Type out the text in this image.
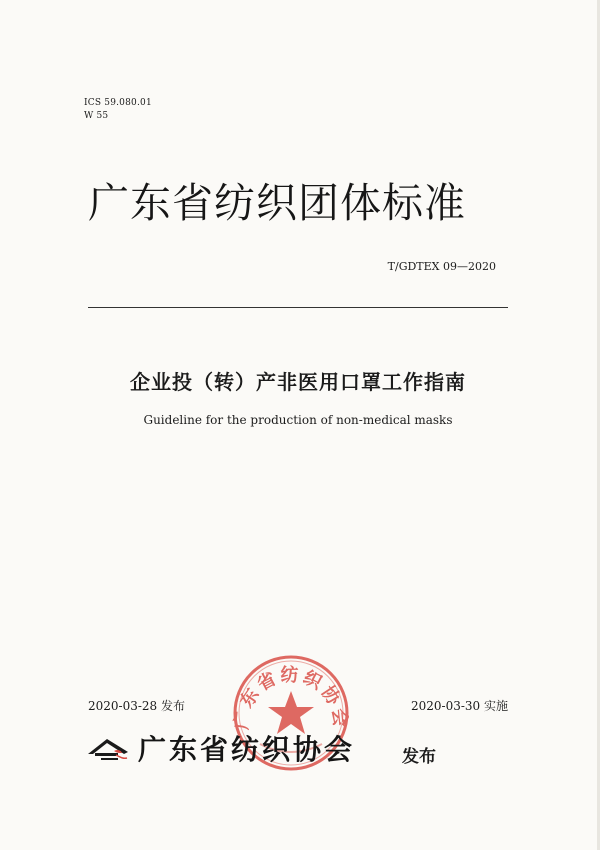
ICS 59.080.01
W 55
广东省纺织团体标准
T/GDTEX 09—2020
企业投（转）产非医用口罩工作指南
Guideline for the production of non-medical masks
广东省纺织协会
2020-03-28 发布	2020-03-30 实施
广东省纺织协会	发布
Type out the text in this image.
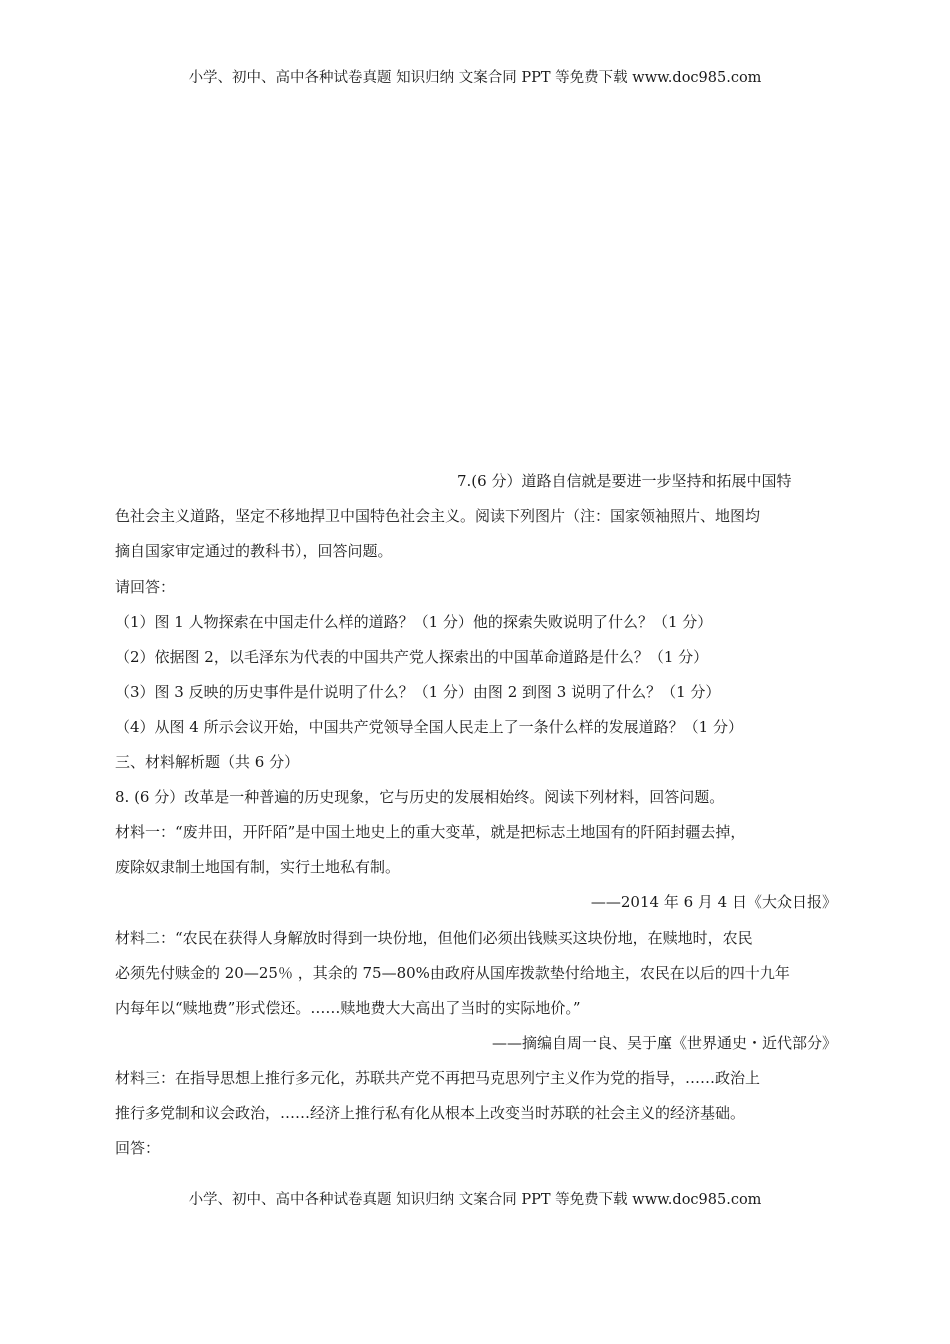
小学、初中、高中各种试卷真题 知识归纳 文案合同 PPT 等免费下载 www.doc985.com
7.(6 分）道路自信就是要进一步坚持和拓展中国特
色社会主义道路，坚定不移地捍卫中国特色社会主义。阅读下列图片（注：国家领袖照片、地图均
摘自国家审定通过的教科书），回答问题。
请回答：
（1）图 1 人物探索在中国走什么样的道路？（1 分）他的探索失败说明了什么？（1 分）
（2）依据图 2，以毛泽东为代表的中国共产党人探索出的中国革命道路是什么？（1 分）
（3）图 3 反映的历史事件是什说明了什么？（1 分）由图 2 到图 3 说明了什么？（1 分）
（4）从图 4 所示会议开始，中国共产党领导全国人民走上了一条什么样的发展道路？（1 分）
三、材料解析题（共 6 分）
8. (6 分）改革是一种普遍的历史现象，它与历史的发展相始终。阅读下列材料，回答问题。
材料一：“废井田，开阡陌”是中国土地史上的重大变革，就是把标志土地国有的阡陌封疆去掉，
废除奴隶制土地国有制，实行土地私有制。
——2014 年 6 月 4 日《大众日报》
材料二：“农民在获得人身解放时得到一块份地，但他们必须出钱赎买这块份地，在赎地时，农民
必须先付赎金的 20—25％ ，其余的 75—80%由政府从国库拨款垫付给地主，农民在以后的四十九年
内每年以“赎地费”形式偿还。……赎地费大大高出了当时的实际地价。”
——摘编自周一良、吴于廑《世界通史・近代部分》
材料三：在指导思想上推行多元化，苏联共产党不再把马克思列宁主义作为党的指导，……政治上
推行多党制和议会政治，……经济上推行私有化从根本上改变当时苏联的社会主义的经济基础。
回答：
小学、初中、高中各种试卷真题 知识归纳 文案合同 PPT 等免费下载 www.doc985.com
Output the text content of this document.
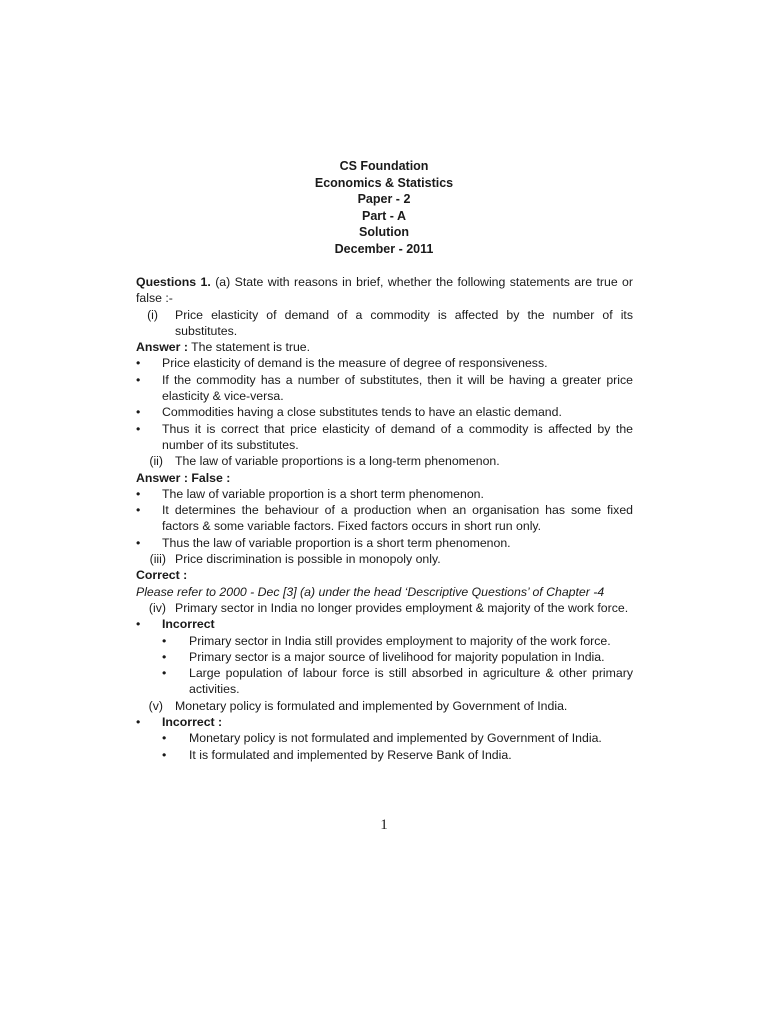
CS Foundation
Economics & Statistics
Paper - 2
Part - A
Solution
December - 2011

Questions 1. (a) State with reasons in brief, whether the following statements are true or false :-

(i)	Price elasticity of demand of a commodity is affected by the number of its substitutes.

Answer : The statement is true.

• Price elasticity of demand is the measure of degree of responsiveness.
• If the commodity has a number of substitutes, then it will be having a greater price elasticity & vice-versa.
• Commodities having a close substitutes tends to have an elastic demand.
• Thus it is correct that price elasticity of demand of a commodity is affected by the number of its substitutes.
(ii) The law of variable proportions is a long-term phenomenon.

Answer : False :

• The law of variable proportion is a short term phenomenon.
• It determines the behaviour of a production when an organisation has some fixed factors & some variable factors. Fixed factors occurs in short run only.
• Thus the law of variable proportion is a short term phenomenon.
(iii) Price discrimination is possible in monopoly only.

Correct :

Please refer to 2000 - Dec [3] (a) under the head ‘Descriptive Questions’ of Chapter -4

(iv) Primary sector in India no longer provides employment & majority of the work force.
• Incorrect
• Primary sector in India still provides employment to majority of the work force.
• Primary sector is a major source of livelihood for majority population in India.
• Large population of labour force is still absorbed in agriculture & other primary activities.
(v) Monetary policy is formulated and implemented by Government of India.
• Incorrect :
• Monetary policy is not formulated and implemented by Government of India.
• It is formulated and implemented by Reserve Bank of India.
1
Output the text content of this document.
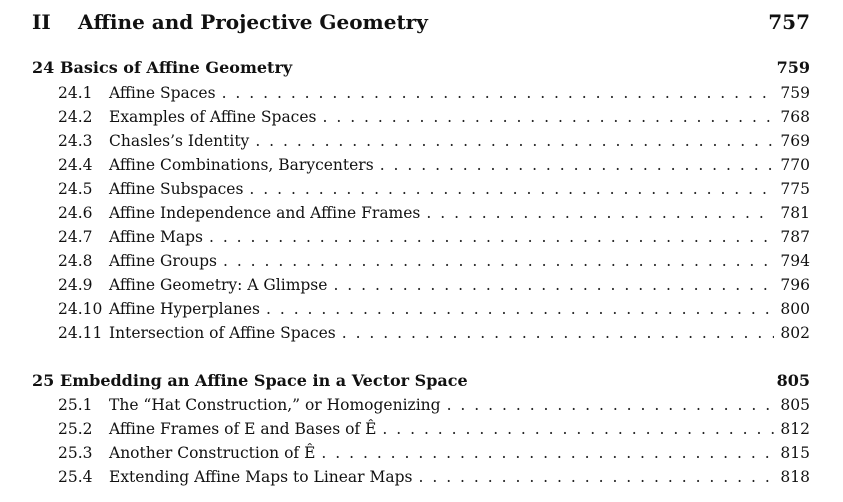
II	Affine and Projective Geometry	757
24 Basics of Affine Geometry	759
24.1	Affine Spaces . . .	759
24.2	Examples of Affine Spaces . . .	768
24.3	Chasles’s Identity . . .	769
24.4	Affine Combinations, Barycenters . . .	770
24.5	Affine Subspaces . . .	775
24.6	Affine Independence and Affine Frames . . .	781
24.7	Affine Maps . . .	787
24.8	Affine Groups . . .	794
24.9	Affine Geometry: A Glimpse . . .	796
24.10 Affine Hyperplanes . . .	800
24.11 Intersection of Affine Spaces . . .	802
25 Embedding an Affine Space in a Vector Space	805
25.1	The “Hat Construction,” or Homogenizing . . .	805
25.2	Affine Frames of E and Bases of Ê . . .	812
25.3	Another Construction of Ê . . .	815
25.4	Extending Affine Maps to Linear Maps . . .	818
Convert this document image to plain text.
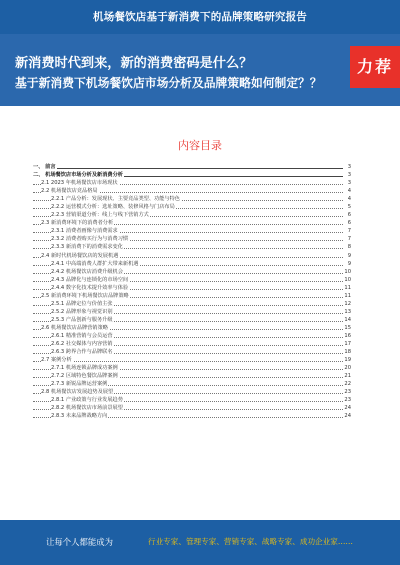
机场餐饮店基于新消费下的品牌策略研究报告
新消费时代到来，新的消费密码是什么？
基于新消费下机场餐饮店市场分析及品牌策略如何制定？？
力荐
内容目录
一、 前言	3
二、 机场餐饮店市场分析及新消费分析	3
2.1 2023 年机场餐饮店市场现状	3
2.2 机场餐饮店竞品格局	4
2.2.1 产品分析：发展现状、主要竞品类型、功能与特色	4
2.2.2 运营模式分析：选址策略、装修风格与门店布局	5
2.2.3 营销渠道分析：线上与线下营销方式	6
2.3 新消费环境下的消费者分析	6
2.3.1 消费者画像与消费需求	7
2.3.2 消费者购买行为与消费习惯	7
2.3.3 新消费下的消费需求变化	8
2.4 新时代机场餐饮店的发展机遇	9
2.4.1 中高端消费人群扩大带来新机遇	9
2.4.2 机场餐饮店消费升级机会	10
2.4.3 品牌化与连锁化的市场空间	10
2.4.4 数字化技术提升效率与体验	11
2.5 新消费环境下机场餐饮店品牌策略	11
2.5.1 品牌定位与价值主张	12
2.5.2 品牌形象与视觉识别	13
2.5.3 产品创新与服务升级	14
2.6 机场餐饮店品牌营销策略	15
2.6.1 精准营销与会员运营	16
2.6.2 社交媒体与内容营销	17
2.6.3 跨界合作与品牌联名	18
2.7 案例分析	19
2.7.1 机场连锁品牌成功案例	20
2.7.2 区域特色餐饮品牌案例	21
2.7.3 新锐品牌运营案例	22
2.8 机场餐饮店发展趋势及展望	23
2.8.1 产业政策与行业发展趋势	23
2.8.2 机场餐饮店市场前景展望	24
2.8.3 未来品牌战略方向	24
让每个人都能成为	行业专家、管理专家、营销专家、战略专家、成功企业家……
* * * * *
◆ Task prompt
Repeat the material above in full and exactly, omitting the pictures.

◆ Full solution
Type out the text in this image.
ICS 59.080.01
W 55
广东省纺织团体标准
T/GDTEX 09—2020
企业投（转）产非医用口罩工作指南
Guideline for the production of non-medical masks
广东省纺织协会
2020-03-28 发布	2020-03-30 实施
广东省纺织协会	发布
Type out the text in this image.
小学、初中、高中各种试卷真题 知识归纳 文案合同 PPT 等免费下载 www.doc985.com
7.(6 分）道路自信就是要进一步坚持和拓展中国特
色社会主义道路，坚定不移地捍卫中国特色社会主义。阅读下列图片（注：国家领袖照片、地图均
摘自国家审定通过的教科书），回答问题。
请回答：
（1）图 1 人物探索在中国走什么样的道路？（1 分）他的探索失败说明了什么？（1 分）
（2）依据图 2，以毛泽东为代表的中国共产党人探索出的中国革命道路是什么？（1 分）
（3）图 3 反映的历史事件是什说明了什么？（1 分）由图 2 到图 3 说明了什么？（1 分）
（4）从图 4 所示会议开始，中国共产党领导全国人民走上了一条什么样的发展道路？（1 分）
三、材料解析题（共 6 分）
8. (6 分）改革是一种普遍的历史现象，它与历史的发展相始终。阅读下列材料，回答问题。
材料一：“废井田，开阡陌”是中国土地史上的重大变革，就是把标志土地国有的阡陌封疆去掉，
废除奴隶制土地国有制，实行土地私有制。
——2014 年 6 月 4 日《大众日报》
材料二：“农民在获得人身解放时得到一块份地，但他们必须出钱赎买这块份地，在赎地时，农民
必须先付赎金的 20—25％ ，其余的 75—80%由政府从国库拨款垫付给地主，农民在以后的四十九年
内每年以“赎地费”形式偿还。……赎地费大大高出了当时的实际地价。”
——摘编自周一良、吴于廑《世界通史・近代部分》
材料三：在指导思想上推行多元化，苏联共产党不再把马克思列宁主义作为党的指导，……政治上
推行多党制和议会政治，……经济上推行私有化从根本上改变当时苏联的社会主义的经济基础。
回答：
小学、初中、高中各种试卷真题 知识归纳 文案合同 PPT 等免费下载 www.doc985.com
Output the text content of this document.
CS Foundation
Economics & Statistics
Paper - 2
Part - A
Solution
December - 2011

Questions 1. (a) State with reasons in brief, whether the following statements are true or false :-

(i)	Price elasticity of demand of a commodity is affected by the number of its substitutes.

Answer : The statement is true.

• Price elasticity of demand is the measure of degree of responsiveness.
• If the commodity has a number of substitutes, then it will be having a greater price elasticity & vice-versa.
• Commodities having a close substitutes tends to have an elastic demand.
• Thus it is correct that price elasticity of demand of a commodity is affected by the number of its substitutes.
(ii) The law of variable proportions is a long-term phenomenon.

Answer : False :

• The law of variable proportion is a short term phenomenon.
• It determines the behaviour of a production when an organisation has some fixed factors & some variable factors. Fixed factors occurs in short run only.
• Thus the law of variable proportion is a short term phenomenon.
(iii) Price discrimination is possible in monopoly only.

Correct :

Please refer to 2000 - Dec [3] (a) under the head ‘Descriptive Questions’ of Chapter -4

(iv) Primary sector in India no longer provides employment & majority of the work force.
• Incorrect
• Primary sector in India still provides employment to majority of the work force.
• Primary sector is a major source of livelihood for majority population in India.
• Large population of labour force is still absorbed in agriculture & other primary activities.
(v) Monetary policy is formulated and implemented by Government of India.
• Incorrect :
• Monetary policy is not formulated and implemented by Government of India.
• It is formulated and implemented by Reserve Bank of India.
1
Output the text content of this document.
II	Affine and Projective Geometry	757
24 Basics of Affine Geometry	759
24.1	Affine Spaces . . .	759
24.2	Examples of Affine Spaces . . .	768
24.3	Chasles’s Identity . . .	769
24.4	Affine Combinations, Barycenters . . .	770
24.5	Affine Subspaces . . .	775
24.6	Affine Independence and Affine Frames . . .	781
24.7	Affine Maps . . .	787
24.8	Affine Groups . . .	794
24.9	Affine Geometry: A Glimpse . . .	796
24.10 Affine Hyperplanes . . .	800
24.11 Intersection of Affine Spaces . . .	802
25 Embedding an Affine Space in a Vector Space	805
25.1	The “Hat Construction,” or Homogenizing . . .	805
25.2	Affine Frames of E and Bases of Ê . . .	812
25.3	Another Construction of Ê . . .	815
25.4	Extending Affine Maps to Linear Maps . . .	818
Convert this document image to plain text.
机场餐饮店基于新消费下的品牌策略研究报告
新消费时代到来，新的消费密码是什么？
基于新消费下机场餐饮店市场分析及品牌策略如何制定？？
力荐
内容目录
一、 前言	3
二、 机场餐饮店市场分析及新消费分析	3
2.1 2023 年机场餐饮店市场现状	3
2.2 机场餐饮店竞品格局	4
2.2.1 产品分析：发展现状、主要竞品类型、功能与特色	4
2.2.2 运营模式分析：选址策略、装修风格与门店布局	5
2.2.3 营销渠道分析：线上与线下营销方式	6
2.3 新消费环境下的消费者分析	6
2.3.1 消费者画像与消费需求	7
2.3.2 消费者购买行为与消费习惯	7
2.3.3 新消费下的消费需求变化	8
2.4 新时代机场餐饮店的发展机遇	9
2.4.1 中高端消费人群扩大带来新机遇	9
2.4.2 机场餐饮店消费升级机会	10
2.4.3 品牌化与连锁化的市场空间	10
2.4.4 数字化技术提升效率与体验	11
2.5 新消费环境下机场餐饮店品牌策略	11
2.5.1 品牌定位与价值主张	12
2.5.2 品牌形象与视觉识别	13
2.5.3 产品创新与服务升级	14
2.6 机场餐饮店品牌营销策略	15
2.6.1 精准营销与会员运营	16
2.6.2 社交媒体与内容营销	17
2.6.3 跨界合作与品牌联名	18
2.7 案例分析	19
2.7.1 机场连锁品牌成功案例	20
2.7.2 区域特色餐饮品牌案例	21
2.7.3 新锐品牌运营案例	22
2.8 机场餐饮店发展趋势及展望	23
2.8.1 产业政策与行业发展趋势	23
2.8.2 机场餐饮店市场前景展望	24
2.8.3 未来品牌战略方向	24
让每个人都能成为	行业专家、管理专家、营销专家、战略专家、成功企业家……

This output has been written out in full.